Extracts from a graphics dataset ::
+ + + + +
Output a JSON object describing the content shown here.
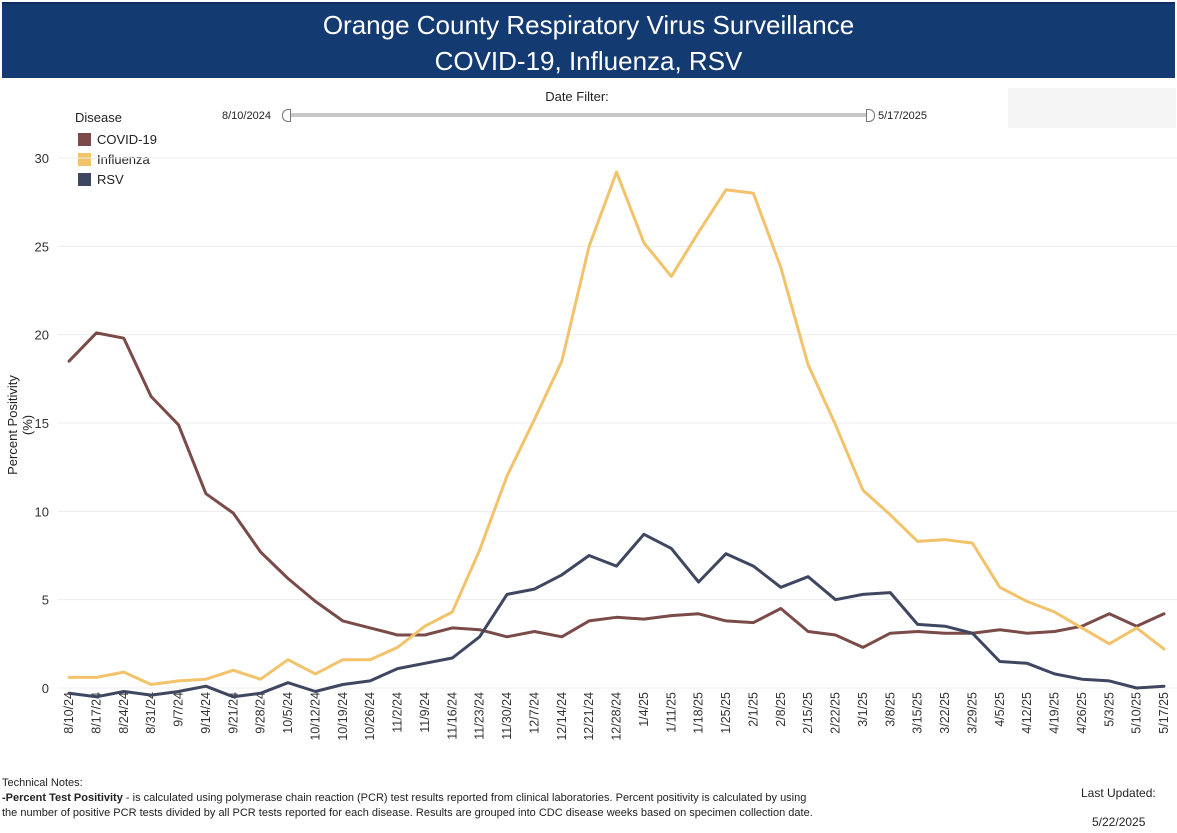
{
  "header": {
    "title_line1": "Orange County Respiratory Virus Surveillance",
    "title_line2": "COVID-19, Influenza, RSV",
    "background": "#143a72"
  },
  "filter": {
    "label": "Date Filter:",
    "start": "8/10/2024",
    "end": "5/17/2025"
  },
  "legend": {
    "title": "Disease",
    "items": [
      {
        "label": "COVID-19",
        "color": "#7a4b48"
      },
      {
        "label": "Influenza",
        "color": "#f2c36b"
      },
      {
        "label": "RSV",
        "color": "#3f4660"
      }
    ]
  },
  "chart_data": {
    "type": "line",
    "title": "",
    "xlabel": "",
    "ylabel": "Percent Positivity (%)",
    "ylim": [
      0,
      30
    ],
    "yticks": [
      0,
      5,
      10,
      15,
      20,
      25,
      30
    ],
    "grid": true,
    "legend_position": "top-left",
    "categories": [
      "8/10/24",
      "8/17/24",
      "8/24/24",
      "8/31/24",
      "9/7/24",
      "9/14/24",
      "9/21/24",
      "9/28/24",
      "10/5/24",
      "10/12/24",
      "10/19/24",
      "10/26/24",
      "11/2/24",
      "11/9/24",
      "11/16/24",
      "11/23/24",
      "11/30/24",
      "12/7/24",
      "12/14/24",
      "12/21/24",
      "12/28/24",
      "1/4/25",
      "1/11/25",
      "1/18/25",
      "1/25/25",
      "2/1/25",
      "2/8/25",
      "2/15/25",
      "2/22/25",
      "3/1/25",
      "3/8/25",
      "3/15/25",
      "3/22/25",
      "3/29/25",
      "4/5/25",
      "4/12/25",
      "4/19/25",
      "4/26/25",
      "5/3/25",
      "5/10/25",
      "5/17/25"
    ],
    "series": [
      {
        "name": "COVID-19",
        "color": "#7a4b48",
        "values": [
          18.5,
          20.1,
          19.8,
          16.5,
          14.9,
          11.0,
          9.9,
          7.7,
          6.2,
          4.9,
          3.8,
          3.4,
          3.0,
          3.0,
          3.4,
          3.3,
          2.9,
          3.2,
          2.9,
          3.8,
          4.0,
          3.9,
          4.1,
          4.2,
          3.8,
          3.7,
          4.5,
          3.2,
          3.0,
          2.3,
          3.1,
          3.2,
          3.1,
          3.1,
          3.3,
          3.1,
          3.2,
          3.5,
          4.2,
          3.5,
          4.2
        ]
      },
      {
        "name": "Influenza",
        "color": "#f2c36b",
        "values": [
          0.6,
          0.6,
          0.9,
          0.2,
          0.4,
          0.5,
          1.0,
          0.5,
          1.6,
          0.8,
          1.6,
          1.6,
          2.3,
          3.5,
          4.3,
          7.8,
          12.0,
          15.2,
          18.5,
          25.0,
          29.2,
          25.2,
          23.3,
          25.8,
          28.2,
          28.0,
          23.8,
          18.3,
          14.9,
          11.2,
          9.8,
          8.3,
          8.4,
          8.2,
          5.7,
          4.9,
          4.3,
          3.4,
          2.5,
          3.4,
          2.2
        ]
      },
      {
        "name": "RSV",
        "color": "#3f4660",
        "values": [
          -0.3,
          -0.5,
          -0.2,
          -0.4,
          -0.2,
          0.1,
          -0.5,
          -0.3,
          0.3,
          -0.2,
          0.2,
          0.4,
          1.1,
          1.4,
          1.7,
          2.9,
          5.3,
          5.6,
          6.4,
          7.5,
          6.9,
          8.7,
          7.9,
          6.0,
          7.6,
          6.9,
          5.7,
          6.3,
          5.0,
          5.3,
          5.4,
          3.6,
          3.5,
          3.1,
          1.5,
          1.4,
          0.8,
          0.5,
          0.4,
          0.0,
          0.1
        ]
      }
    ]
  },
  "notes": {
    "heading": "Technical Notes:",
    "term": "-Percent Test Positivity",
    "line1_rest": " - is calculated using polymerase chain reaction (PCR) test results reported from clinical laboratories.  Percent positivity is calculated by using",
    "line2": "the number of positive PCR tests divided by all PCR tests reported for each disease. Results are grouped into CDC disease weeks based on specimen collection date."
  },
  "updated": {
    "label": "Last Updated:",
    "value": "5/22/2025"
  }
}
+ + + + +
Work required :: Among these entries, how many lines include the string "name"? Reply with the number by itself.

Answer section :: 3